Problem to work on:
Collect every line that includes the string "JSON".

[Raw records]
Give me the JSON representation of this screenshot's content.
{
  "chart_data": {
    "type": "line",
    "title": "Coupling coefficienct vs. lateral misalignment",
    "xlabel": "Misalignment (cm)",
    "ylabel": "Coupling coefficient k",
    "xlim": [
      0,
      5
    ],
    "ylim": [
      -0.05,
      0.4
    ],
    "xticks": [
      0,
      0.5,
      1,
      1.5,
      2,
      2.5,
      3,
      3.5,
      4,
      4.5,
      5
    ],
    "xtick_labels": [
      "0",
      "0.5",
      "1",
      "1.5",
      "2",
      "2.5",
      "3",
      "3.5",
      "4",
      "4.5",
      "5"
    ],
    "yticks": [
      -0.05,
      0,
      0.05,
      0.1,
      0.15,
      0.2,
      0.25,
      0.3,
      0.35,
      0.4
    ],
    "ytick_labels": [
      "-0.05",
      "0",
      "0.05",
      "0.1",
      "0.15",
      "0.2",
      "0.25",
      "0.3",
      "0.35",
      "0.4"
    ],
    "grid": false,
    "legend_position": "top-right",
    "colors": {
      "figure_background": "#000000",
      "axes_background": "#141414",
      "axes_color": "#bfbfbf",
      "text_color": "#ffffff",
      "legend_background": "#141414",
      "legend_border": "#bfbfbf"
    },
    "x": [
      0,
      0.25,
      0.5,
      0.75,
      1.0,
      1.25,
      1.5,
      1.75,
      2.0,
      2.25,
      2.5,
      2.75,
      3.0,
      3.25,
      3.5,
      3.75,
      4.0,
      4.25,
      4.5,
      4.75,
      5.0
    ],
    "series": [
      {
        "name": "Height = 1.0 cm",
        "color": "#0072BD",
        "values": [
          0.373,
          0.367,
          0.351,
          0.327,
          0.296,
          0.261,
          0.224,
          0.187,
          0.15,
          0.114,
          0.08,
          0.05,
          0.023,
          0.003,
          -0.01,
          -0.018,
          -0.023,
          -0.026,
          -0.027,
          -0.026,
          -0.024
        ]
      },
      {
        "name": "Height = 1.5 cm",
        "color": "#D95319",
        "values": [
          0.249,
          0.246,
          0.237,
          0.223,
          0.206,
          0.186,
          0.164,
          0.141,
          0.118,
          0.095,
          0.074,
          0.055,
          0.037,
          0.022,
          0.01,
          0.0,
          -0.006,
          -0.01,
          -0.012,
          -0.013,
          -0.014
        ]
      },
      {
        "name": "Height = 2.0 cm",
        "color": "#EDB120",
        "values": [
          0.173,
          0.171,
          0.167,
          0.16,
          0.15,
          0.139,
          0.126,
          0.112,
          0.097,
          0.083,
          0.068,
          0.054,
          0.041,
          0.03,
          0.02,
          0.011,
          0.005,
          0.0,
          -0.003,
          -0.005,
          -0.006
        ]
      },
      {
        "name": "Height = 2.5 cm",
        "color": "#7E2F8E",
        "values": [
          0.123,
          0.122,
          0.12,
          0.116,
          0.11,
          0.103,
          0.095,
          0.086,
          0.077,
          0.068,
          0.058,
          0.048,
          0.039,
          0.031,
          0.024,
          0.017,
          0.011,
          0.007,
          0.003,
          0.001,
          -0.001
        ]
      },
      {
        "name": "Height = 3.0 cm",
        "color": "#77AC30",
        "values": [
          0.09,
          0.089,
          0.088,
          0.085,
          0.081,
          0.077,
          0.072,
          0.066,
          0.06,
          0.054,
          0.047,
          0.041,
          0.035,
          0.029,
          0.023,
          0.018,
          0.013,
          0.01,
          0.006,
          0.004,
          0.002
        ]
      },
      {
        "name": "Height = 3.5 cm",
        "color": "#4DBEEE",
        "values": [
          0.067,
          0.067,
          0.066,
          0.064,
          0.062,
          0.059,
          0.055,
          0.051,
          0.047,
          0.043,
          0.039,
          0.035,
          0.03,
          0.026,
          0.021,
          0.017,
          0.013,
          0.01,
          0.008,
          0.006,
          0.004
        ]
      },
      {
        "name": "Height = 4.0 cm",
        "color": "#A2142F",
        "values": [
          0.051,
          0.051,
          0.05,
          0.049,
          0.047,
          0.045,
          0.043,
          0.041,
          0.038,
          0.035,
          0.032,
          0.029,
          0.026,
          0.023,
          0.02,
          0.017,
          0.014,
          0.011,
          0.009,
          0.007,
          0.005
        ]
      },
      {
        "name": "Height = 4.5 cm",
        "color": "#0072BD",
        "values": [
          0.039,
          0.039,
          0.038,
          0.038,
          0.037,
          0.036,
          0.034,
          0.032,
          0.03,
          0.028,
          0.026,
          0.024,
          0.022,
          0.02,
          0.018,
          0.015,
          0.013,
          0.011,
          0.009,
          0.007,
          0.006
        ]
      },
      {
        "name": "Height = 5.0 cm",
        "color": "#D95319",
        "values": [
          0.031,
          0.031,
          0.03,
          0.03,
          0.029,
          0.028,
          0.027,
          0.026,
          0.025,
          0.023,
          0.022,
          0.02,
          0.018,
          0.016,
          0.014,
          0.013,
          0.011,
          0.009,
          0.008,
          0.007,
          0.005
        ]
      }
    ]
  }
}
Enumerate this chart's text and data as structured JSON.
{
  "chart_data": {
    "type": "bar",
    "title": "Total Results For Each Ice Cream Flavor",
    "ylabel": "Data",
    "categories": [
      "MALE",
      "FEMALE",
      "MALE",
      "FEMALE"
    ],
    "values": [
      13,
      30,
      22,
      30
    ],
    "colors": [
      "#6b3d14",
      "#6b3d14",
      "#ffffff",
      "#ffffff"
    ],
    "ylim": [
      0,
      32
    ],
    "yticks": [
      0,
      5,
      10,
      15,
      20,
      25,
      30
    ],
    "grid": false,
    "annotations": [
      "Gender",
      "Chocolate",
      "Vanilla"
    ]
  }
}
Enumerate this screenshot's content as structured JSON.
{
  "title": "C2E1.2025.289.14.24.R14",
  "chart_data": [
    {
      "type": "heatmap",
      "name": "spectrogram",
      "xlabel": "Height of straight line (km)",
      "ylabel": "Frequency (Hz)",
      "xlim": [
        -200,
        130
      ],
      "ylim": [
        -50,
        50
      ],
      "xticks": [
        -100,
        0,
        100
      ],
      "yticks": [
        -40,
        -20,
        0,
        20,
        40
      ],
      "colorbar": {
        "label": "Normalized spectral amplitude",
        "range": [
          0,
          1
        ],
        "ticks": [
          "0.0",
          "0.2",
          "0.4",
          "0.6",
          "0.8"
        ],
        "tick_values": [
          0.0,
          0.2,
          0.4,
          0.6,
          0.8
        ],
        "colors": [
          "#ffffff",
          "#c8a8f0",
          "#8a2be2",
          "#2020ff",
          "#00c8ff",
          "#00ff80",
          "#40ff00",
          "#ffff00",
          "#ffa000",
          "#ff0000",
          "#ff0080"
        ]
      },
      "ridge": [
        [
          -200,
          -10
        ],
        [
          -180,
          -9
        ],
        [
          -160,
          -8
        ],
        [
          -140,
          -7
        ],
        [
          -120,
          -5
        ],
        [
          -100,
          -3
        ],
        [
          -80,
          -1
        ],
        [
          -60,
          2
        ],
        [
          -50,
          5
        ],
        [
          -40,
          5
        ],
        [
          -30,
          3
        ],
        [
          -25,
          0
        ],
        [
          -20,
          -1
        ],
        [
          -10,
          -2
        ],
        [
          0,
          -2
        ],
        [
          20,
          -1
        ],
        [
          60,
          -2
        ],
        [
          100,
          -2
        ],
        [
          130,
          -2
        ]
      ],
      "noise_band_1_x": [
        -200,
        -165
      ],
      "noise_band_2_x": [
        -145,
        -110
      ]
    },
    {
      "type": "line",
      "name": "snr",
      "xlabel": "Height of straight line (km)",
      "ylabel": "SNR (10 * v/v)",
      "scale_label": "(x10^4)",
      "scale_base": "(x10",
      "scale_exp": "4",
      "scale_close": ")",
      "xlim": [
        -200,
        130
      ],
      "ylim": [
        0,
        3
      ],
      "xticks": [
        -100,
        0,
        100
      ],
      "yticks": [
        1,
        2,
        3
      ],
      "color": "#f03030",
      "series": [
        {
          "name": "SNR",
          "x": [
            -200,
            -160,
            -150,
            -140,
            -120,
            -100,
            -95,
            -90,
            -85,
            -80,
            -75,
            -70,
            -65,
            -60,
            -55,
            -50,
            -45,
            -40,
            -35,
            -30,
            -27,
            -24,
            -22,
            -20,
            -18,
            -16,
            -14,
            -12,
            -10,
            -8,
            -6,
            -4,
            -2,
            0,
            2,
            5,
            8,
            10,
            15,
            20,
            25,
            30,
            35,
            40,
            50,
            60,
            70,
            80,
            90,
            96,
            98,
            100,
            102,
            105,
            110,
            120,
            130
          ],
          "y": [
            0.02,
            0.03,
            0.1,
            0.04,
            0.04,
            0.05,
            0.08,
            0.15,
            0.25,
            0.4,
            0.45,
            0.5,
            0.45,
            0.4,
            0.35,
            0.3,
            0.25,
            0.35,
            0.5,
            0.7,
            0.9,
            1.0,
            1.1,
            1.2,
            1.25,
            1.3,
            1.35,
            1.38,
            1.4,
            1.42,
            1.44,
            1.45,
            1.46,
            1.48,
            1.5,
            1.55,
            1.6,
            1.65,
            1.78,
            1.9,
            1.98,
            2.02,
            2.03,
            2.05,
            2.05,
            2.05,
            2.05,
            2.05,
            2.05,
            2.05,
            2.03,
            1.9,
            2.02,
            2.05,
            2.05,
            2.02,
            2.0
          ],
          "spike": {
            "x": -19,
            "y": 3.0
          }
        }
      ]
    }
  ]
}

The response:
Give me the JSON representation of this screenshot's content.
Enumerate this chart's text and data as structured JSON.
Enumerate this screenshot's content as structured JSON.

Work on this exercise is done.